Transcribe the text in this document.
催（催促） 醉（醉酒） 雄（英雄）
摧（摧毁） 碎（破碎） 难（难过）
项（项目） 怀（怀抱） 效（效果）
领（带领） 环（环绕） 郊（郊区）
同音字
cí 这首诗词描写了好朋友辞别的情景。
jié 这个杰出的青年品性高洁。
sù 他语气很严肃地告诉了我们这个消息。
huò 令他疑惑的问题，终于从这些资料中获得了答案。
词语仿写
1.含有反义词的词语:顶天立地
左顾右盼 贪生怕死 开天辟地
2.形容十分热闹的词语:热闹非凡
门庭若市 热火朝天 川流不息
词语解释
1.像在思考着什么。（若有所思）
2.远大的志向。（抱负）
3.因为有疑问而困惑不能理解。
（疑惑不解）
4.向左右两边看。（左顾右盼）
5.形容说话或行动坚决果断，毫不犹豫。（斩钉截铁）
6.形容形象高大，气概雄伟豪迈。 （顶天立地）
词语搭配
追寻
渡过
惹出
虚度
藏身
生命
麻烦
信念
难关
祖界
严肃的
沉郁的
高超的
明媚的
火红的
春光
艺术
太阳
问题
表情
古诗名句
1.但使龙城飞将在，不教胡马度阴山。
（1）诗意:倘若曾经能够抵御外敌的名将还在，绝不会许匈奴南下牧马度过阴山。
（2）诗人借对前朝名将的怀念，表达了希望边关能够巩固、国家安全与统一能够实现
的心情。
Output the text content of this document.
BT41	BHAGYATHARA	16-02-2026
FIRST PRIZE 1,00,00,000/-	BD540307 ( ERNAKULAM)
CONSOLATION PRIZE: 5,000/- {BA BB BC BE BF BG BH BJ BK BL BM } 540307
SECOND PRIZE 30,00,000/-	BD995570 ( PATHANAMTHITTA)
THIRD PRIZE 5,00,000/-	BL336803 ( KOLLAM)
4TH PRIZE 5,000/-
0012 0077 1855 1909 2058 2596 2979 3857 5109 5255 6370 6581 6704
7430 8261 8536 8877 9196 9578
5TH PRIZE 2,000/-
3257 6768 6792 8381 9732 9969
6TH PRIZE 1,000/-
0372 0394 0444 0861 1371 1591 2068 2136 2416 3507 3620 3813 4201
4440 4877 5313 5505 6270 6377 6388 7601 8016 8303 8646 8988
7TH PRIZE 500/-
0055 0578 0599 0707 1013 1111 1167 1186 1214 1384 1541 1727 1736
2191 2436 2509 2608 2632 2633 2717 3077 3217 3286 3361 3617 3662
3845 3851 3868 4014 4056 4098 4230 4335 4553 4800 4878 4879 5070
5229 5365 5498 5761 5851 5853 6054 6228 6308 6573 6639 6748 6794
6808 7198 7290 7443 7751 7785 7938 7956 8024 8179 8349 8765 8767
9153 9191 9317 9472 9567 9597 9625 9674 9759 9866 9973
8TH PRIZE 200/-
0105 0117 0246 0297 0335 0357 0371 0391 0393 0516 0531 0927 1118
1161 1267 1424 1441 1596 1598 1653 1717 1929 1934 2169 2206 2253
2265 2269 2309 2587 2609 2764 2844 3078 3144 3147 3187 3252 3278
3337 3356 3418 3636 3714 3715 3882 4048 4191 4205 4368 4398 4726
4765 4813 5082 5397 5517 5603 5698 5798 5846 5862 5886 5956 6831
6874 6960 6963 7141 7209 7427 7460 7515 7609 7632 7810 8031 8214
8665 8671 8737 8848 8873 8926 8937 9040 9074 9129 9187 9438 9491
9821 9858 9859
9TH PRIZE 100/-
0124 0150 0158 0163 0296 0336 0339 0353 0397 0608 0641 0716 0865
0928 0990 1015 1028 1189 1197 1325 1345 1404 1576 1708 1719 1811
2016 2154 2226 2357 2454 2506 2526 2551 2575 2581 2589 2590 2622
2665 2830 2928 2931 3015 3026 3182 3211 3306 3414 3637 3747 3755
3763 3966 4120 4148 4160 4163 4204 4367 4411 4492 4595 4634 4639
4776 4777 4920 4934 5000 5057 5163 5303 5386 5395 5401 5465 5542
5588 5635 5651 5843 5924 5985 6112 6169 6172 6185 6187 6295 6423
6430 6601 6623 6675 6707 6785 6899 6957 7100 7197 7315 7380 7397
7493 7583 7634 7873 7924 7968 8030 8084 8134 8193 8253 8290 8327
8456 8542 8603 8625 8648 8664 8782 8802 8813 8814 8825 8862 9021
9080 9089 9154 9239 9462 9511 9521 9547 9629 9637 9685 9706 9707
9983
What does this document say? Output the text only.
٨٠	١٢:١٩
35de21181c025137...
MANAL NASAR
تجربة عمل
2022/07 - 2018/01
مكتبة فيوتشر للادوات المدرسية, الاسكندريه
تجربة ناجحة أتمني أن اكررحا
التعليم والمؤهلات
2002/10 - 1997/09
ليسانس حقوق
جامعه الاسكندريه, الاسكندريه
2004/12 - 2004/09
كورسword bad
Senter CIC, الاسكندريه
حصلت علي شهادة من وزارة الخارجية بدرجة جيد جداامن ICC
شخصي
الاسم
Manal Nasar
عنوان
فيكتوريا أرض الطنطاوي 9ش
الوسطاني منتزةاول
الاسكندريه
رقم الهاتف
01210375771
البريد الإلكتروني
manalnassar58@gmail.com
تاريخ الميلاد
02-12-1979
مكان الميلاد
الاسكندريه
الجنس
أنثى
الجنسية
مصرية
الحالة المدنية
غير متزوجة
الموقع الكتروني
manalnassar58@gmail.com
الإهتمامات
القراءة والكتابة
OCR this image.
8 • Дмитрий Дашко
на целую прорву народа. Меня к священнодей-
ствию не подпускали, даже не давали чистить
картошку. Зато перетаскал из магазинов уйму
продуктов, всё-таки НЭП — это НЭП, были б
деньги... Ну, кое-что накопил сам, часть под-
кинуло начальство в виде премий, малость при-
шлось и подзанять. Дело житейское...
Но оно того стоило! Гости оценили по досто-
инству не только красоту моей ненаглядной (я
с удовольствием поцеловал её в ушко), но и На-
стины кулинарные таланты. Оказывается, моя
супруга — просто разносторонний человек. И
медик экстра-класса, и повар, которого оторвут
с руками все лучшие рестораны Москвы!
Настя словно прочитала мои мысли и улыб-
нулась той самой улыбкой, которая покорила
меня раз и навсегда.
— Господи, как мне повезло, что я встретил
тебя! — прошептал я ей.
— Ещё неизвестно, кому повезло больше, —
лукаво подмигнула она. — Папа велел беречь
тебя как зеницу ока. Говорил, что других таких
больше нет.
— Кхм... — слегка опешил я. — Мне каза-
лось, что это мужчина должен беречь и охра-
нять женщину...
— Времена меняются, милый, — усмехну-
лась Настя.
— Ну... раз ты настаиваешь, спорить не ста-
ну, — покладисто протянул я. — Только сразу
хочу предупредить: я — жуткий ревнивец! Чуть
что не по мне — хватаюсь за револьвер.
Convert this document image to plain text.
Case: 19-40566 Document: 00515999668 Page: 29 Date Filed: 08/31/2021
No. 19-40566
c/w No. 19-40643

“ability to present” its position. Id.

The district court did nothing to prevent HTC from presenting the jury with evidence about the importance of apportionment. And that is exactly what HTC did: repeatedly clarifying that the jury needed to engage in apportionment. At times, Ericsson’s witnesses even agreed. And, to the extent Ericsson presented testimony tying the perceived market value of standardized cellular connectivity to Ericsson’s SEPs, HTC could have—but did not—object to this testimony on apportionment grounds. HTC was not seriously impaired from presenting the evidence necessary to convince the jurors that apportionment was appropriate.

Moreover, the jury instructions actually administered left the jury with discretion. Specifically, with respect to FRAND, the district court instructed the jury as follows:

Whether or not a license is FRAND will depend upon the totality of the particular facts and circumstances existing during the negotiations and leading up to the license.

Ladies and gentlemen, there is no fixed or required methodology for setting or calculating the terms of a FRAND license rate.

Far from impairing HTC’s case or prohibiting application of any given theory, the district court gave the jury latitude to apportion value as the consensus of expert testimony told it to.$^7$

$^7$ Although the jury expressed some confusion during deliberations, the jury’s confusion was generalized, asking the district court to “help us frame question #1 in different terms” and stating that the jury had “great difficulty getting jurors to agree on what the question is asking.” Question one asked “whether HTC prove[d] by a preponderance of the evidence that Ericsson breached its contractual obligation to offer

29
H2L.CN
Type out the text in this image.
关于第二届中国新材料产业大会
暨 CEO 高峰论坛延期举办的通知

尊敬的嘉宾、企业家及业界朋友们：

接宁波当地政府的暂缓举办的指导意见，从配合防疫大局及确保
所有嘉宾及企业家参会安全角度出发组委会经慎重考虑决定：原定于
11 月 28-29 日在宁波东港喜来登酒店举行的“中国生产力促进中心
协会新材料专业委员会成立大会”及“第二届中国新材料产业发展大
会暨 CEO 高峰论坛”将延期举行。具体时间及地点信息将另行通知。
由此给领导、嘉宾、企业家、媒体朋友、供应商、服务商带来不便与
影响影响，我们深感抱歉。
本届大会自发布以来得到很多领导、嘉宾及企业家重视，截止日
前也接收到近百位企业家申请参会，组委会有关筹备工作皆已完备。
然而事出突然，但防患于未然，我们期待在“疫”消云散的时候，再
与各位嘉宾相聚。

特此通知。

# Set task
Say the number of lines in the records above that include the string "this", and no more.

# Task result
7